Entries from a dataset
-- START --

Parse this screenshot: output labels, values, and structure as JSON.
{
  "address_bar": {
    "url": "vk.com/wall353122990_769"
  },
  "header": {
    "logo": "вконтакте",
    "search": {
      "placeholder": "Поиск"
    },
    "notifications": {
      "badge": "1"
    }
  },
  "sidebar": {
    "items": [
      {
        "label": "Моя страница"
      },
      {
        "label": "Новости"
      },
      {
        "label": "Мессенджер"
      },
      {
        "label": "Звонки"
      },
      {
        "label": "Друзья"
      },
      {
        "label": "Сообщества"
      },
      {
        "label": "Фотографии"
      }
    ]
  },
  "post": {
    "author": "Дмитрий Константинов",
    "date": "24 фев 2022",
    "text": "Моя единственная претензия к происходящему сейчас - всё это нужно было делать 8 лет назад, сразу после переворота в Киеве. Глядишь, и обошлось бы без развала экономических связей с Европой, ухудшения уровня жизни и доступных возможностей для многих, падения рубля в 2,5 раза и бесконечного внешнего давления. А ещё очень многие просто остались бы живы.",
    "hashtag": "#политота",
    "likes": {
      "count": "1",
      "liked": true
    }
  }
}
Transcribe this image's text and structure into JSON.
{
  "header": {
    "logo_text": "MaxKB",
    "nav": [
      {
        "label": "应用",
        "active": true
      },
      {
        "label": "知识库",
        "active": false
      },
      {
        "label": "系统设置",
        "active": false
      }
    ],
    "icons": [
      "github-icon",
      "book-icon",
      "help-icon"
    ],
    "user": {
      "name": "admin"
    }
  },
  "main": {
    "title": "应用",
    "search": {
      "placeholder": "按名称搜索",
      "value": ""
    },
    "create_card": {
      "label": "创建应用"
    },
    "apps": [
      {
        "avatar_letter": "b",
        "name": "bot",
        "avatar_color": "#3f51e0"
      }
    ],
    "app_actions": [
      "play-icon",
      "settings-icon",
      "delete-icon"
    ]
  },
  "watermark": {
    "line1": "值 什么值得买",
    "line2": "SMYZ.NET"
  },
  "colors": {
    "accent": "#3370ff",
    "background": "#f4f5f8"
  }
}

-- END --

Write out exactly the lines starting with the one that holds "Transcribe this image's" and running through the last line above.

- Final result
Transcribe this image's text and structure into JSON.
{
  "header": {
    "logo_text": "MaxKB",
    "nav": [
      {
        "label": "应用",
        "active": true
      },
      {
        "label": "知识库",
        "active": false
      },
      {
        "label": "系统设置",
        "active": false
      }
    ],
    "icons": [
      "github-icon",
      "book-icon",
      "help-icon"
    ],
    "user": {
      "name": "admin"
    }
  },
  "main": {
    "title": "应用",
    "search": {
      "placeholder": "按名称搜索",
      "value": ""
    },
    "create_card": {
      "label": "创建应用"
    },
    "apps": [
      {
        "avatar_letter": "b",
        "name": "bot",
        "avatar_color": "#3f51e0"
      }
    ],
    "app_actions": [
      "play-icon",
      "settings-icon",
      "delete-icon"
    ]
  },
  "watermark": {
    "line1": "值 什么值得买",
    "line2": "SMYZ.NET"
  },
  "colors": {
    "accent": "#3370ff",
    "background": "#f4f5f8"
  }
}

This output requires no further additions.